§ TASK INPUT
# # # # # # #
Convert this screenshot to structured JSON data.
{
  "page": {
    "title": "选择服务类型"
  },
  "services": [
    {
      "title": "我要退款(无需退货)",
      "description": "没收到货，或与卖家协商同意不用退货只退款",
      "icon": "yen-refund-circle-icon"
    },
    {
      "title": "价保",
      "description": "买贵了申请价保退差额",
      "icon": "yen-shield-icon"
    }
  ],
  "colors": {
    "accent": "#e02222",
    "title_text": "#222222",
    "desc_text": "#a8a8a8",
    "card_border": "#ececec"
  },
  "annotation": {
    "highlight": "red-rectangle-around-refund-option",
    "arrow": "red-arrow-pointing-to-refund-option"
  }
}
# # # # # # #
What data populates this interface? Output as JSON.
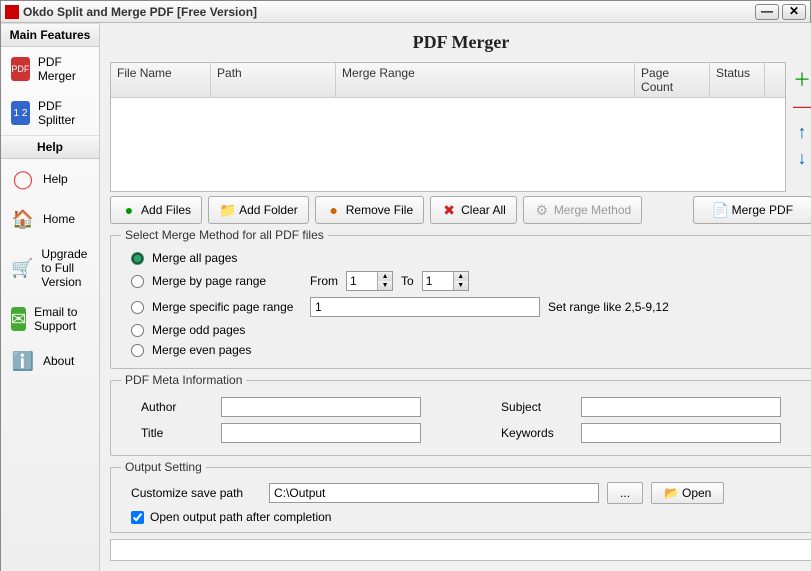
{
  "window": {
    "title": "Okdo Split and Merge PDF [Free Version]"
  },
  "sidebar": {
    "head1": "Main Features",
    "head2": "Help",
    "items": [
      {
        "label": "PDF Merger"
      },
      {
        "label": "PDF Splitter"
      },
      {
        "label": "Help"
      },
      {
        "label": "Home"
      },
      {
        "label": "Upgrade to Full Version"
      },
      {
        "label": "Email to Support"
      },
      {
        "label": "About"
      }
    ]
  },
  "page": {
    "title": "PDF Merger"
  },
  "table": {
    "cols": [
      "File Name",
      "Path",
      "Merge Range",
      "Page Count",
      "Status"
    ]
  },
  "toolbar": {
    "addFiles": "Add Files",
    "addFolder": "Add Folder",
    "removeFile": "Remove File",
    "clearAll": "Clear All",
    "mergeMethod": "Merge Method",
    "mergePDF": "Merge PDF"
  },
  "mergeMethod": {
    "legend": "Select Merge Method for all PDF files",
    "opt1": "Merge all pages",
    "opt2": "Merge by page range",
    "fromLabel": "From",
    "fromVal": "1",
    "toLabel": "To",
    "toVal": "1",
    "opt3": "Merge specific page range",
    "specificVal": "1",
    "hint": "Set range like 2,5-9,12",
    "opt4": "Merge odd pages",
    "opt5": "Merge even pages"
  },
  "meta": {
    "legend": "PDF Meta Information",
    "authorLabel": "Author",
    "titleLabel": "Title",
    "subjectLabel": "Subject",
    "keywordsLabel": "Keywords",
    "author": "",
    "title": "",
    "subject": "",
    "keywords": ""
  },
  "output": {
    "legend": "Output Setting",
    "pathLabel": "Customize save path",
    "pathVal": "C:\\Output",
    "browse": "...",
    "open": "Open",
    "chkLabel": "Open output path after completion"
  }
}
# # # # # # #
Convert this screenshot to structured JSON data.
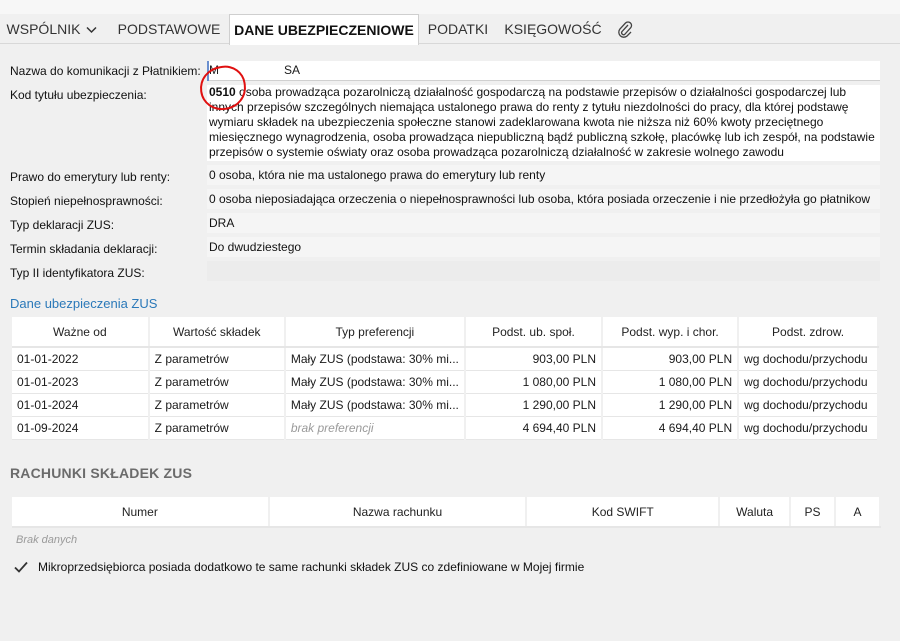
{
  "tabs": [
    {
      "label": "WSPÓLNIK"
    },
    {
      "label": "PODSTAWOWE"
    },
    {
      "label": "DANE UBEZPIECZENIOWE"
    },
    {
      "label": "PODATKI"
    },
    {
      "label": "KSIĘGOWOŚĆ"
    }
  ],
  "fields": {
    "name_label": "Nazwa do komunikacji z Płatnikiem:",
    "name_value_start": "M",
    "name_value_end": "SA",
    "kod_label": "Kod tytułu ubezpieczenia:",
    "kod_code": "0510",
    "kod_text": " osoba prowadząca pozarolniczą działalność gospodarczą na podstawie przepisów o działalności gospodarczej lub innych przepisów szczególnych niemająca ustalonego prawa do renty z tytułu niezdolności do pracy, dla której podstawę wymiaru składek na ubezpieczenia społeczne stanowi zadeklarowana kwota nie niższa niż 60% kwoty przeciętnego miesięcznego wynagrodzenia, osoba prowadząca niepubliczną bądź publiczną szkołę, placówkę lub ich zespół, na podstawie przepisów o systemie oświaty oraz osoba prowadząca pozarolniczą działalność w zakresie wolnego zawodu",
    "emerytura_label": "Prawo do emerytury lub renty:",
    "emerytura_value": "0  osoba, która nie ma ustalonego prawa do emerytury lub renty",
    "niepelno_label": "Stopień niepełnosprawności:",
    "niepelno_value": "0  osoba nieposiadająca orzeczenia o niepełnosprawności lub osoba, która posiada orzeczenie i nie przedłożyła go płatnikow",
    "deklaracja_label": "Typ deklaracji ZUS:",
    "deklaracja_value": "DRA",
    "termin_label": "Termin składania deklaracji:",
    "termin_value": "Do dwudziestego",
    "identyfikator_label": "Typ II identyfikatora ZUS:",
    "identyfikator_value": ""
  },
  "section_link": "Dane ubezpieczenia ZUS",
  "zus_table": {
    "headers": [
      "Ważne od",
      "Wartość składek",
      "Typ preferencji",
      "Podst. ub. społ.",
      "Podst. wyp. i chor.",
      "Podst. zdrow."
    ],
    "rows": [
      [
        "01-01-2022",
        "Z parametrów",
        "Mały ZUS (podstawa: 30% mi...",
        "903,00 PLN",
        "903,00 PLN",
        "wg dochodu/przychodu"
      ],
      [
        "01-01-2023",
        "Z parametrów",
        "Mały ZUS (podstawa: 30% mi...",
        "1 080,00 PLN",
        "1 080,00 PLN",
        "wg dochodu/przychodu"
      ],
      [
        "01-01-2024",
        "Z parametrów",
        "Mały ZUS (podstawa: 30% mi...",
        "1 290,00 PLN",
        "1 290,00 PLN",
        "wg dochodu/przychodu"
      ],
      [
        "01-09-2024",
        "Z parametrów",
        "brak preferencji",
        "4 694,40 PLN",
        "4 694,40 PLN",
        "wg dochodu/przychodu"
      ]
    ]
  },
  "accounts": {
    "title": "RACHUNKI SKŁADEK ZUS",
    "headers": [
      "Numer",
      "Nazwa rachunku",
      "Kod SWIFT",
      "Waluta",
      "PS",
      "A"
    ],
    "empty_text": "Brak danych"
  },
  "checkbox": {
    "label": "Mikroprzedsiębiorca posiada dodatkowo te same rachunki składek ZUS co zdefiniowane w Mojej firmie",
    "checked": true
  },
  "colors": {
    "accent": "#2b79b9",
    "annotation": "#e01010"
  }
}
# # # # # # #
§ EXERCISE BRIEF
Read through the data and copy every line where "Version" shows up.

§ PROBLEM SOLUTION
    "title": "Okdo Split and Merge PDF [Free Version]"
        "label": "Upgrade to Full Version"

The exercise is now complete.